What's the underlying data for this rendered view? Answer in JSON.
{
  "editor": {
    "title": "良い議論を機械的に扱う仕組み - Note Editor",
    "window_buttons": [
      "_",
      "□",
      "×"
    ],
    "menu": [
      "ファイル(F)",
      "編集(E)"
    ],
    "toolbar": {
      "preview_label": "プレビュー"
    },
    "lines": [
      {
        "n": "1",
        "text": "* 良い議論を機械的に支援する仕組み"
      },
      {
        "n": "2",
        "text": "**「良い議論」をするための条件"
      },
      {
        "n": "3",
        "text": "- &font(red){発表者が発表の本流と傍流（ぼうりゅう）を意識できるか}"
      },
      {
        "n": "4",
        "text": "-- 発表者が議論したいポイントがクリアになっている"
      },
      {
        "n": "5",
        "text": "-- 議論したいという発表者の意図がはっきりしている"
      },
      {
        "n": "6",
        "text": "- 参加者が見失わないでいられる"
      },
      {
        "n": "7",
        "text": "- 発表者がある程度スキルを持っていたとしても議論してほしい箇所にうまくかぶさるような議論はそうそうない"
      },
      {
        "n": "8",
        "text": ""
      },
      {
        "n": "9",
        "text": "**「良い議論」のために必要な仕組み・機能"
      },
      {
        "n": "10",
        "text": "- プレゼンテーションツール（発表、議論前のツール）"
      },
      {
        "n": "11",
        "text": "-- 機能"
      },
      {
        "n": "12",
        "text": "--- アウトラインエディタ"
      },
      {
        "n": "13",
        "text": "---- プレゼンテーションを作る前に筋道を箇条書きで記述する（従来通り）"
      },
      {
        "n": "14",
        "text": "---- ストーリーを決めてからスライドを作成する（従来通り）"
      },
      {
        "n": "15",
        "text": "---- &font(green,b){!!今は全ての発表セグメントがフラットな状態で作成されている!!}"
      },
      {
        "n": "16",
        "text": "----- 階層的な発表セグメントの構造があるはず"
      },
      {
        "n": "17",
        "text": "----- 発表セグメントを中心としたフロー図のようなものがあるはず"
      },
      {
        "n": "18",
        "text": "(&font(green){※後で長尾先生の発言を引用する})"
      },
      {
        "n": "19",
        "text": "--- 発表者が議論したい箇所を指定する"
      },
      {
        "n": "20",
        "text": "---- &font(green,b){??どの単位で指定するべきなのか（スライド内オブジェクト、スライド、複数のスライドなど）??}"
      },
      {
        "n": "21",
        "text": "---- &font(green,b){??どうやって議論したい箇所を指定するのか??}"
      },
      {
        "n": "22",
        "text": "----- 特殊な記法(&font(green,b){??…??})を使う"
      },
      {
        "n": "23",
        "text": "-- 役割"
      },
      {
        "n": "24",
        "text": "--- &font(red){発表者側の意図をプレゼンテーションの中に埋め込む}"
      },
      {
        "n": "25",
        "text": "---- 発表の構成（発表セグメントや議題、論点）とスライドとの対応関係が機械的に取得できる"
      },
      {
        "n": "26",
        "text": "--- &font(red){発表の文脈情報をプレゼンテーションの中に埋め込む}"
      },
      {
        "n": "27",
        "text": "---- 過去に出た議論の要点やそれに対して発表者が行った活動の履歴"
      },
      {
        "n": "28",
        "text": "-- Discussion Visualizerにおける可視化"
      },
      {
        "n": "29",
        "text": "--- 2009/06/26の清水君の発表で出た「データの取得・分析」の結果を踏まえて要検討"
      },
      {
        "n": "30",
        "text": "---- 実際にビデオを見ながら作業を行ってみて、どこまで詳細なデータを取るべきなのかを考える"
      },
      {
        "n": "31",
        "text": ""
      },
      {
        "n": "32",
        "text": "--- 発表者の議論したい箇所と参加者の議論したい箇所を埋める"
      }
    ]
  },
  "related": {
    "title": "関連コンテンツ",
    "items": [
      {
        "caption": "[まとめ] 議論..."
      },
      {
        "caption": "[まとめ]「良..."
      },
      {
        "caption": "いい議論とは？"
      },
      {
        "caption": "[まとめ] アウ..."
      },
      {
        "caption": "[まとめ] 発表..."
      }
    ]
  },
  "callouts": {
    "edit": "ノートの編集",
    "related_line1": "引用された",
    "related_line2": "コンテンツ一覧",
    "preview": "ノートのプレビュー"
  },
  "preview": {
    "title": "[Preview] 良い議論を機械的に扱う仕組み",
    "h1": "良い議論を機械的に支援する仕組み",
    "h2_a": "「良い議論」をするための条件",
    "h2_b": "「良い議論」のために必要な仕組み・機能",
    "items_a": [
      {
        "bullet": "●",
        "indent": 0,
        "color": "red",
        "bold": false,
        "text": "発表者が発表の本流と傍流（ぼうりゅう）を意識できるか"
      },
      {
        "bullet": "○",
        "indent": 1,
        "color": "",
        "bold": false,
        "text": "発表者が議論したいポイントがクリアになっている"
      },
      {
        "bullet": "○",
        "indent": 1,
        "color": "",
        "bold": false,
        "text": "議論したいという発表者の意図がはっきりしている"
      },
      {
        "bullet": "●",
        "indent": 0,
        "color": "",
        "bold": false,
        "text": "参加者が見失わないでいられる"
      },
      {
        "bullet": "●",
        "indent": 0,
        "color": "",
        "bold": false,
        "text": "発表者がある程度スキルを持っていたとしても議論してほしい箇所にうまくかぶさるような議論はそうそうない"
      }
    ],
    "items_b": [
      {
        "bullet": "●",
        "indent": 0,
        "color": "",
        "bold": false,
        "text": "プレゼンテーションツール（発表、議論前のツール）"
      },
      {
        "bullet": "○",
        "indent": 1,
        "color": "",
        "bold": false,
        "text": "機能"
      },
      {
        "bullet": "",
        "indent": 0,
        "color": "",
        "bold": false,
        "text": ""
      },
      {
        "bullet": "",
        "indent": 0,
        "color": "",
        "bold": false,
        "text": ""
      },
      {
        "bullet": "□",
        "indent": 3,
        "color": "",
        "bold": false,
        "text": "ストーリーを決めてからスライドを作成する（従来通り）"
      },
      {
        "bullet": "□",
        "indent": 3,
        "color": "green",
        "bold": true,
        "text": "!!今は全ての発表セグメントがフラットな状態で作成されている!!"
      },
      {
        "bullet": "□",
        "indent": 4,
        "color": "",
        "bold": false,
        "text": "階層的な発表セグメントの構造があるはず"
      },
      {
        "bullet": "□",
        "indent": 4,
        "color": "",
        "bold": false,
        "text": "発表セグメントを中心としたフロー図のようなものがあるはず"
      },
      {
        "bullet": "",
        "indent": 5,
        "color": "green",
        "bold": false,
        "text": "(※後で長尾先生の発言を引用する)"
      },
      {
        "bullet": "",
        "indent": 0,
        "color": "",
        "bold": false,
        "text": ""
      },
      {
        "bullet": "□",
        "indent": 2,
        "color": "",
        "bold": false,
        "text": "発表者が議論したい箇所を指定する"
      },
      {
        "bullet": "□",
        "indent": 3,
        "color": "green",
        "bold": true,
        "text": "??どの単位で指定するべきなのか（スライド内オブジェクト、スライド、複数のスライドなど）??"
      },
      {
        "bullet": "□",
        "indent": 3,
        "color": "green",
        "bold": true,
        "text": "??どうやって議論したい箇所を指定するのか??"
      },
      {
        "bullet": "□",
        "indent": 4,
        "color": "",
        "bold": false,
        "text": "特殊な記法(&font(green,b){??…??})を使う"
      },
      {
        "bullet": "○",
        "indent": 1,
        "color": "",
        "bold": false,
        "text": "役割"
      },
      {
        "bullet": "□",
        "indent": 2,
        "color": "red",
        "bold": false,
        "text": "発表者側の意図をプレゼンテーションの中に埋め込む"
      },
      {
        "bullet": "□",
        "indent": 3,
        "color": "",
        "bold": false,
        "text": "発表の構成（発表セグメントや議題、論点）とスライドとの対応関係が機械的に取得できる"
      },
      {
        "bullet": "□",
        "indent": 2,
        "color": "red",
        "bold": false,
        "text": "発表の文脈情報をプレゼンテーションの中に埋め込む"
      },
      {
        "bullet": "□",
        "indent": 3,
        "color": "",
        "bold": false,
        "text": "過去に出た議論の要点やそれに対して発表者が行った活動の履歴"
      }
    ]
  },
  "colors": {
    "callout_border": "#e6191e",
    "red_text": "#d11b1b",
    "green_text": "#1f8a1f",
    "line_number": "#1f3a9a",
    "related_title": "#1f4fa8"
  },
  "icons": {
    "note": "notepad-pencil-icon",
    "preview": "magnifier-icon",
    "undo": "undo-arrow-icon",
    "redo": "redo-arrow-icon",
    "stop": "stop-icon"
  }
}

▸ WHAT TO DO
From the entries above, list each line with "をするための条件" in it.

▸ RESULT OF THIS TASK
        "text": "**「良い議論」をするための条件"
    "h2_a": "「良い議論」をするための条件",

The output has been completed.